-- SET PROBLEM --
Copy the line with "Output a JSON" and all lines following it through the last line of the entries, exactly as written.

-- Items from a dataset --

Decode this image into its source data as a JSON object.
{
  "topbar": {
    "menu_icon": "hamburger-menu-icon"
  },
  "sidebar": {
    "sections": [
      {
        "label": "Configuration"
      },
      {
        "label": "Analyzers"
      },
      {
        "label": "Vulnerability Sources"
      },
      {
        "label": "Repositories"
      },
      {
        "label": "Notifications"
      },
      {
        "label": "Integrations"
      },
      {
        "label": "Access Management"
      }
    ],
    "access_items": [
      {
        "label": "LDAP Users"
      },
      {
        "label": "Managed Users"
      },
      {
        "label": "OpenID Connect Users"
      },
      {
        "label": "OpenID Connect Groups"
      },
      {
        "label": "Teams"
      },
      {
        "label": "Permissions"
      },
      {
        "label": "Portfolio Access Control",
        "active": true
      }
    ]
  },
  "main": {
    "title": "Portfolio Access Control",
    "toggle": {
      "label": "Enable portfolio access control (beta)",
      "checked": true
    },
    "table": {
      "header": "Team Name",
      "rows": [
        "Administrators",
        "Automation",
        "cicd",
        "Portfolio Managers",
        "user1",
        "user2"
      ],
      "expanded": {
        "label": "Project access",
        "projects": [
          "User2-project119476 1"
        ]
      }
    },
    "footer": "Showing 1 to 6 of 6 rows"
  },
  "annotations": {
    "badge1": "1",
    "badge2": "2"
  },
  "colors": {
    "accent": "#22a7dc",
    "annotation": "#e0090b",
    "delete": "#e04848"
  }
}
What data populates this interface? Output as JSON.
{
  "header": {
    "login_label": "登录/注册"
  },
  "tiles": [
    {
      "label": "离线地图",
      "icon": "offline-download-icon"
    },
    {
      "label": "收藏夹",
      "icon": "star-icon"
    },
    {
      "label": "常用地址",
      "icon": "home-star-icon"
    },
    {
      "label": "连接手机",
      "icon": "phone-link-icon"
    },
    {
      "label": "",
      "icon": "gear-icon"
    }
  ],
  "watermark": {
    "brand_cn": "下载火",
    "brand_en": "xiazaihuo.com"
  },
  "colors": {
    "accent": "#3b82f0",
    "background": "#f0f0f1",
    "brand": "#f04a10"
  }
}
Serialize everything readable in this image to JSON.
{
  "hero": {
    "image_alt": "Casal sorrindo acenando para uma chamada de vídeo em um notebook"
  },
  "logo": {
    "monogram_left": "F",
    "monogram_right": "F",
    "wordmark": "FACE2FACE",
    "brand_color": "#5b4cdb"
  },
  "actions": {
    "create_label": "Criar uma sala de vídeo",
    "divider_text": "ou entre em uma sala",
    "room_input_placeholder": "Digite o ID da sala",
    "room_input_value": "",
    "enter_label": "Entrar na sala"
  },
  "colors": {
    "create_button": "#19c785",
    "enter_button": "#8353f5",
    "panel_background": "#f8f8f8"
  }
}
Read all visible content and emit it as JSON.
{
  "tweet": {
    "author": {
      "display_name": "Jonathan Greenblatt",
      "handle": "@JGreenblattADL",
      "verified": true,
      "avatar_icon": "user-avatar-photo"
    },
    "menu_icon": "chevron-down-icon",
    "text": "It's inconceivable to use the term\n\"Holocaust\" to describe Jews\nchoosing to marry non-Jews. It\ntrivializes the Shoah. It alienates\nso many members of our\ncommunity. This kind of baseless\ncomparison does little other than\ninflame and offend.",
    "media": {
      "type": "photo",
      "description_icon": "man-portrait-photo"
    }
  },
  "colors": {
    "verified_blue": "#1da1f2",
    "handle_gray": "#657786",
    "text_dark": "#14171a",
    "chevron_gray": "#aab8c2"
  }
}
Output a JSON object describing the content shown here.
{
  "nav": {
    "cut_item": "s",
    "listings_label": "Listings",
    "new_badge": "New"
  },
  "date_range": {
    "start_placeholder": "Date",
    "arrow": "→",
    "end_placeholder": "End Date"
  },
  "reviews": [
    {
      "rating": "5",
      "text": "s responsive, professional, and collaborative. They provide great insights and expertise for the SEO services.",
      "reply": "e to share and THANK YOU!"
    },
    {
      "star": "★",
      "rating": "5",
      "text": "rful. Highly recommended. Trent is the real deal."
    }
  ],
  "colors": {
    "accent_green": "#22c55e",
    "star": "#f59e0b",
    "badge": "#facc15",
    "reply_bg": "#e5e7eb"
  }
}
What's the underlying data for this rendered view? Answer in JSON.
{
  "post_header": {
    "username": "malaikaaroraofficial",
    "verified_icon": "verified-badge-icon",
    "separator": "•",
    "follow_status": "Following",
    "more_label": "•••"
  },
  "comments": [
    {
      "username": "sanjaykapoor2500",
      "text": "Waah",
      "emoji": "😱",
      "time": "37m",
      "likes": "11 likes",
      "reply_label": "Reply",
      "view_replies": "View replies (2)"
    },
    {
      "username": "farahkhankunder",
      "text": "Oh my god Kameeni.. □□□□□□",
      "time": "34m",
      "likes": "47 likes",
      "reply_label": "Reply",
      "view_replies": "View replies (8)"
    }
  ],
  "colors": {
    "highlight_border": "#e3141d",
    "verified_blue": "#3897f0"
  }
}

-- OUTPUT FOR THIS TASK --
Output a JSON object describing the content shown here.
{
  "nav": {
    "cut_item": "s",
    "listings_label": "Listings",
    "new_badge": "New"
  },
  "date_range": {
    "start_placeholder": "Date",
    "arrow": "→",
    "end_placeholder": "End Date"
  },
  "reviews": [
    {
      "rating": "5",
      "text": "s responsive, professional, and collaborative. They provide great insights and expertise for the SEO services.",
      "reply": "e to share and THANK YOU!"
    },
    {
      "star": "★",
      "rating": "5",
      "text": "rful. Highly recommended. Trent is the real deal."
    }
  ],
  "colors": {
    "accent_green": "#22c55e",
    "star": "#f59e0b",
    "badge": "#facc15",
    "reply_bg": "#e5e7eb"
  }
}
What's the underlying data for this rendered view? Answer in JSON.
{
  "post_header": {
    "username": "malaikaaroraofficial",
    "verified_icon": "verified-badge-icon",
    "separator": "•",
    "follow_status": "Following",
    "more_label": "•••"
  },
  "comments": [
    {
      "username": "sanjaykapoor2500",
      "text": "Waah",
      "emoji": "😱",
      "time": "37m",
      "likes": "11 likes",
      "reply_label": "Reply",
      "view_replies": "View replies (2)"
    },
    {
      "username": "farahkhankunder",
      "text": "Oh my god Kameeni.. □□□□□□",
      "time": "34m",
      "likes": "47 likes",
      "reply_label": "Reply",
      "view_replies": "View replies (8)"
    }
  ],
  "colors": {
    "highlight_border": "#e3141d",
    "verified_blue": "#3897f0"
  }
}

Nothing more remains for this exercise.